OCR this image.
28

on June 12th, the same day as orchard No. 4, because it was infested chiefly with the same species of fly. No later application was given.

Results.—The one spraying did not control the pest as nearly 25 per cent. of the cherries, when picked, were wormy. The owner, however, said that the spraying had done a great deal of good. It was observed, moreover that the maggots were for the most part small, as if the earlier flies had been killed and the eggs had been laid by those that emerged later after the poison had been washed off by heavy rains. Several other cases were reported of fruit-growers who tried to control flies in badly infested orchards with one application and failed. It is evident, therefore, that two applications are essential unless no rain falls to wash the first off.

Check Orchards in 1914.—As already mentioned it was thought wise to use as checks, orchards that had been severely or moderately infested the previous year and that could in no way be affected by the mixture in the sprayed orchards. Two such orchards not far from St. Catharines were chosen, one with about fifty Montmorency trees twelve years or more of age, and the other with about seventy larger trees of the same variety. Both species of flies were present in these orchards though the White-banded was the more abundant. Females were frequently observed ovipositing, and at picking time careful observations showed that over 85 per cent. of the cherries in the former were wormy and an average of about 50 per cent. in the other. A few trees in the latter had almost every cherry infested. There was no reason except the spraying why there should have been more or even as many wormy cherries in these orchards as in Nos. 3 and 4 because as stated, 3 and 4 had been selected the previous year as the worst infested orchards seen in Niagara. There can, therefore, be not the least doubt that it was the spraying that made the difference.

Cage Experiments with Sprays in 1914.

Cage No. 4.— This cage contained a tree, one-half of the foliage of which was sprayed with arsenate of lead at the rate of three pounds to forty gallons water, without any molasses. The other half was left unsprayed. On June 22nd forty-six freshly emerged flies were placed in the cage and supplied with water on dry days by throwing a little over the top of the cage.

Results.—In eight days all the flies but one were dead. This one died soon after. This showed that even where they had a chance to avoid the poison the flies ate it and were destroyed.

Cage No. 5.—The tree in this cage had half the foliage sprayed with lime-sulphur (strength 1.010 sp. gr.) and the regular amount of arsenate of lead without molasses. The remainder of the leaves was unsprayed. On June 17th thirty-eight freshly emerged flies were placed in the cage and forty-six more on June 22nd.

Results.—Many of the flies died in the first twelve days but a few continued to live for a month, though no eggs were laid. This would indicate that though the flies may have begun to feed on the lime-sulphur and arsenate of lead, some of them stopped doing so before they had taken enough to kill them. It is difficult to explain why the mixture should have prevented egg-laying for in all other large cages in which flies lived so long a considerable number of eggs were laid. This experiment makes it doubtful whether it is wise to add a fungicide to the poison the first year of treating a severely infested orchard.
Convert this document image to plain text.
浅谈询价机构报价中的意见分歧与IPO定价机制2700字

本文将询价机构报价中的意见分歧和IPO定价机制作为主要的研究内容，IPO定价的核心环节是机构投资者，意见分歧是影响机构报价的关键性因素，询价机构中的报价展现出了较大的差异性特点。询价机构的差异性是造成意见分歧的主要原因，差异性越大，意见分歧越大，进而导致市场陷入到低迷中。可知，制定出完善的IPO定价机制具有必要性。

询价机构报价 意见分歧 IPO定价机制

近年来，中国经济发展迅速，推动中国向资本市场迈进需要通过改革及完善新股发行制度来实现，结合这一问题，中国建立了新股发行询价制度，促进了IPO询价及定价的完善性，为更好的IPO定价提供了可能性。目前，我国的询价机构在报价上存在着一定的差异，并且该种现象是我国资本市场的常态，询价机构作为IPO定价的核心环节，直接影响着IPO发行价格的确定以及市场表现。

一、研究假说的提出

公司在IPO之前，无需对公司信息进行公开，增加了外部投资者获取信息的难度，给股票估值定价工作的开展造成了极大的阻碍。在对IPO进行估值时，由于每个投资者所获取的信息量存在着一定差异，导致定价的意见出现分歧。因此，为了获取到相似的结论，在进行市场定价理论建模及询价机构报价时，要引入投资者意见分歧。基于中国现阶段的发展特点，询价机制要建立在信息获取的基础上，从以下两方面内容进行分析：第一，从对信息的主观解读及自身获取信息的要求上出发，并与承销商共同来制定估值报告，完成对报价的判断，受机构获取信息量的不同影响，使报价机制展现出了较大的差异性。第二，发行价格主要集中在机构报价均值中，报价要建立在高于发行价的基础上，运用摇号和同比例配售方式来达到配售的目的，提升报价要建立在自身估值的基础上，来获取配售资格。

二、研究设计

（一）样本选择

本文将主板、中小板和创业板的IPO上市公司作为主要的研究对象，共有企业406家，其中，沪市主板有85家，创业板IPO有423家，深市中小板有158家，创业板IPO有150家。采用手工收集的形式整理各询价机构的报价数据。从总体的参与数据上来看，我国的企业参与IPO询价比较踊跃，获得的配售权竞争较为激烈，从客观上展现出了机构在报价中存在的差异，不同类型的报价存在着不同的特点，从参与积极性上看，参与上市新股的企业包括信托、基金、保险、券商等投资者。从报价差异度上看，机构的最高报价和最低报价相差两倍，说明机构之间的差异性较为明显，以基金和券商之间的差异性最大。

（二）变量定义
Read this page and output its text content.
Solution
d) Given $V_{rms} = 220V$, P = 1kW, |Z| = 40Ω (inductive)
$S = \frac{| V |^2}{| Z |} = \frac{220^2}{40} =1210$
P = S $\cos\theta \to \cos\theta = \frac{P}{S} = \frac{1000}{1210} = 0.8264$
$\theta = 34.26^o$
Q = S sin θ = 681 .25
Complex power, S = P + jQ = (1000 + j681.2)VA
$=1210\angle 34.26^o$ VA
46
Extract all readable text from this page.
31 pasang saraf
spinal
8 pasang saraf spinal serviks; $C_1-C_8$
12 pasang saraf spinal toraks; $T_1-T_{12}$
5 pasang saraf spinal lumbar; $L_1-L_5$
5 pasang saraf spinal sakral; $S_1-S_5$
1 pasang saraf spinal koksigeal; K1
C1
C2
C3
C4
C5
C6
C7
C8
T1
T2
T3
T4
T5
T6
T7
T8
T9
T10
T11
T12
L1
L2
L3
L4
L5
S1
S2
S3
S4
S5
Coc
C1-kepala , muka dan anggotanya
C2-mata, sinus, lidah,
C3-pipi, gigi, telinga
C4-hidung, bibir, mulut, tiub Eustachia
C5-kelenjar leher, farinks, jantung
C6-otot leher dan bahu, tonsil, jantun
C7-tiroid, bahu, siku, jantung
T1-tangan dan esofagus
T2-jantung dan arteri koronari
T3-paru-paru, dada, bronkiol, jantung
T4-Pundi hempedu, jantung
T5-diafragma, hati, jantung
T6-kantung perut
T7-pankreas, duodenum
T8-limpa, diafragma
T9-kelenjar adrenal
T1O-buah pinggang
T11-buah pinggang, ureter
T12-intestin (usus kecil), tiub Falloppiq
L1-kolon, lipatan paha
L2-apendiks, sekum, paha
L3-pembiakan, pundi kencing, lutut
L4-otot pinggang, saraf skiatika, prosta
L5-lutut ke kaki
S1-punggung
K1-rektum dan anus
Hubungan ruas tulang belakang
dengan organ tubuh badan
++++++++++
## EXERCISE OBJECTIVE
The entries above must be returned exactly.

## EXPECTED OUTPUT
OCR this image.
28

on June 12th, the same day as orchard No. 4, because it was infested chiefly with the same species of fly. No later application was given.

Results.—The one spraying did not control the pest as nearly 25 per cent. of the cherries, when picked, were wormy. The owner, however, said that the spraying had done a great deal of good. It was observed, moreover that the maggots were for the most part small, as if the earlier flies had been killed and the eggs had been laid by those that emerged later after the poison had been washed off by heavy rains. Several other cases were reported of fruit-growers who tried to control flies in badly infested orchards with one application and failed. It is evident, therefore, that two applications are essential unless no rain falls to wash the first off.

Check Orchards in 1914.—As already mentioned it was thought wise to use as checks, orchards that had been severely or moderately infested the previous year and that could in no way be affected by the mixture in the sprayed orchards. Two such orchards not far from St. Catharines were chosen, one with about fifty Montmorency trees twelve years or more of age, and the other with about seventy larger trees of the same variety. Both species of flies were present in these orchards though the White-banded was the more abundant. Females were frequently observed ovipositing, and at picking time careful observations showed that over 85 per cent. of the cherries in the former were wormy and an average of about 50 per cent. in the other. A few trees in the latter had almost every cherry infested. There was no reason except the spraying why there should have been more or even as many wormy cherries in these orchards as in Nos. 3 and 4 because as stated, 3 and 4 had been selected the previous year as the worst infested orchards seen in Niagara. There can, therefore, be not the least doubt that it was the spraying that made the difference.

Cage Experiments with Sprays in 1914.

Cage No. 4.— This cage contained a tree, one-half of the foliage of which was sprayed with arsenate of lead at the rate of three pounds to forty gallons water, without any molasses. The other half was left unsprayed. On June 22nd forty-six freshly emerged flies were placed in the cage and supplied with water on dry days by throwing a little over the top of the cage.

Results.—In eight days all the flies but one were dead. This one died soon after. This showed that even where they had a chance to avoid the poison the flies ate it and were destroyed.

Cage No. 5.—The tree in this cage had half the foliage sprayed with lime-sulphur (strength 1.010 sp. gr.) and the regular amount of arsenate of lead without molasses. The remainder of the leaves was unsprayed. On June 17th thirty-eight freshly emerged flies were placed in the cage and forty-six more on June 22nd.

Results.—Many of the flies died in the first twelve days but a few continued to live for a month, though no eggs were laid. This would indicate that though the flies may have begun to feed on the lime-sulphur and arsenate of lead, some of them stopped doing so before they had taken enough to kill them. It is difficult to explain why the mixture should have prevented egg-laying for in all other large cages in which flies lived so long a considerable number of eggs were laid. This experiment makes it doubtful whether it is wise to add a fungicide to the poison the first year of treating a severely infested orchard.
Convert this document image to plain text.
浅谈询价机构报价中的意见分歧与IPO定价机制2700字

本文将询价机构报价中的意见分歧和IPO定价机制作为主要的研究内容，IPO定价的核心环节是机构投资者，意见分歧是影响机构报价的关键性因素，询价机构中的报价展现出了较大的差异性特点。询价机构的差异性是造成意见分歧的主要原因，差异性越大，意见分歧越大，进而导致市场陷入到低迷中。可知，制定出完善的IPO定价机制具有必要性。

询价机构报价 意见分歧 IPO定价机制

近年来，中国经济发展迅速，推动中国向资本市场迈进需要通过改革及完善新股发行制度来实现，结合这一问题，中国建立了新股发行询价制度，促进了IPO询价及定价的完善性，为更好的IPO定价提供了可能性。目前，我国的询价机构在报价上存在着一定的差异，并且该种现象是我国资本市场的常态，询价机构作为IPO定价的核心环节，直接影响着IPO发行价格的确定以及市场表现。

一、研究假说的提出

公司在IPO之前，无需对公司信息进行公开，增加了外部投资者获取信息的难度，给股票估值定价工作的开展造成了极大的阻碍。在对IPO进行估值时，由于每个投资者所获取的信息量存在着一定差异，导致定价的意见出现分歧。因此，为了获取到相似的结论，在进行市场定价理论建模及询价机构报价时，要引入投资者意见分歧。基于中国现阶段的发展特点，询价机制要建立在信息获取的基础上，从以下两方面内容进行分析：第一，从对信息的主观解读及自身获取信息的要求上出发，并与承销商共同来制定估值报告，完成对报价的判断，受机构获取信息量的不同影响，使报价机制展现出了较大的差异性。第二，发行价格主要集中在机构报价均值中，报价要建立在高于发行价的基础上，运用摇号和同比例配售方式来达到配售的目的，提升报价要建立在自身估值的基础上，来获取配售资格。

二、研究设计

（一）样本选择

本文将主板、中小板和创业板的IPO上市公司作为主要的研究对象，共有企业406家，其中，沪市主板有85家，创业板IPO有423家，深市中小板有158家，创业板IPO有150家。采用手工收集的形式整理各询价机构的报价数据。从总体的参与数据上来看，我国的企业参与IPO询价比较踊跃，获得的配售权竞争较为激烈，从客观上展现出了机构在报价中存在的差异，不同类型的报价存在着不同的特点，从参与积极性上看，参与上市新股的企业包括信托、基金、保险、券商等投资者。从报价差异度上看，机构的最高报价和最低报价相差两倍，说明机构之间的差异性较为明显，以基金和券商之间的差异性最大。

（二）变量定义
Read this page and output its text content.
Solution
d) Given $V_{rms} = 220V$, P = 1kW, |Z| = 40Ω (inductive)
$S = \frac{| V |^2}{| Z |} = \frac{220^2}{40} =1210$
P = S $\cos\theta \to \cos\theta = \frac{P}{S} = \frac{1000}{1210} = 0.8264$
$\theta = 34.26^o$
Q = S sin θ = 681 .25
Complex power, S = P + jQ = (1000 + j681.2)VA
$=1210\angle 34.26^o$ VA
46
Extract all readable text from this page.
31 pasang saraf
spinal
8 pasang saraf spinal serviks; $C_1-C_8$
12 pasang saraf spinal toraks; $T_1-T_{12}$
5 pasang saraf spinal lumbar; $L_1-L_5$
5 pasang saraf spinal sakral; $S_1-S_5$
1 pasang saraf spinal koksigeal; K1
C1
C2
C3
C4
C5
C6
C7
C8
T1
T2
T3
T4
T5
T6
T7
T8
T9
T10
T11
T12
L1
L2
L3
L4
L5
S1
S2
S3
S4
S5
Coc
C1-kepala , muka dan anggotanya
C2-mata, sinus, lidah,
C3-pipi, gigi, telinga
C4-hidung, bibir, mulut, tiub Eustachia
C5-kelenjar leher, farinks, jantung
C6-otot leher dan bahu, tonsil, jantun
C7-tiroid, bahu, siku, jantung
T1-tangan dan esofagus
T2-jantung dan arteri koronari
T3-paru-paru, dada, bronkiol, jantung
T4-Pundi hempedu, jantung
T5-diafragma, hati, jantung
T6-kantung perut
T7-pankreas, duodenum
T8-limpa, diafragma
T9-kelenjar adrenal
T1O-buah pinggang
T11-buah pinggang, ureter
T12-intestin (usus kecil), tiub Falloppiq
L1-kolon, lipatan paha
L2-apendiks, sekum, paha
L3-pembiakan, pundi kencing, lutut
L4-otot pinggang, saraf skiatika, prosta
L5-lutut ke kaki
S1-punggung
K1-rektum dan anus
Hubungan ruas tulang belakang
dengan organ tubuh badan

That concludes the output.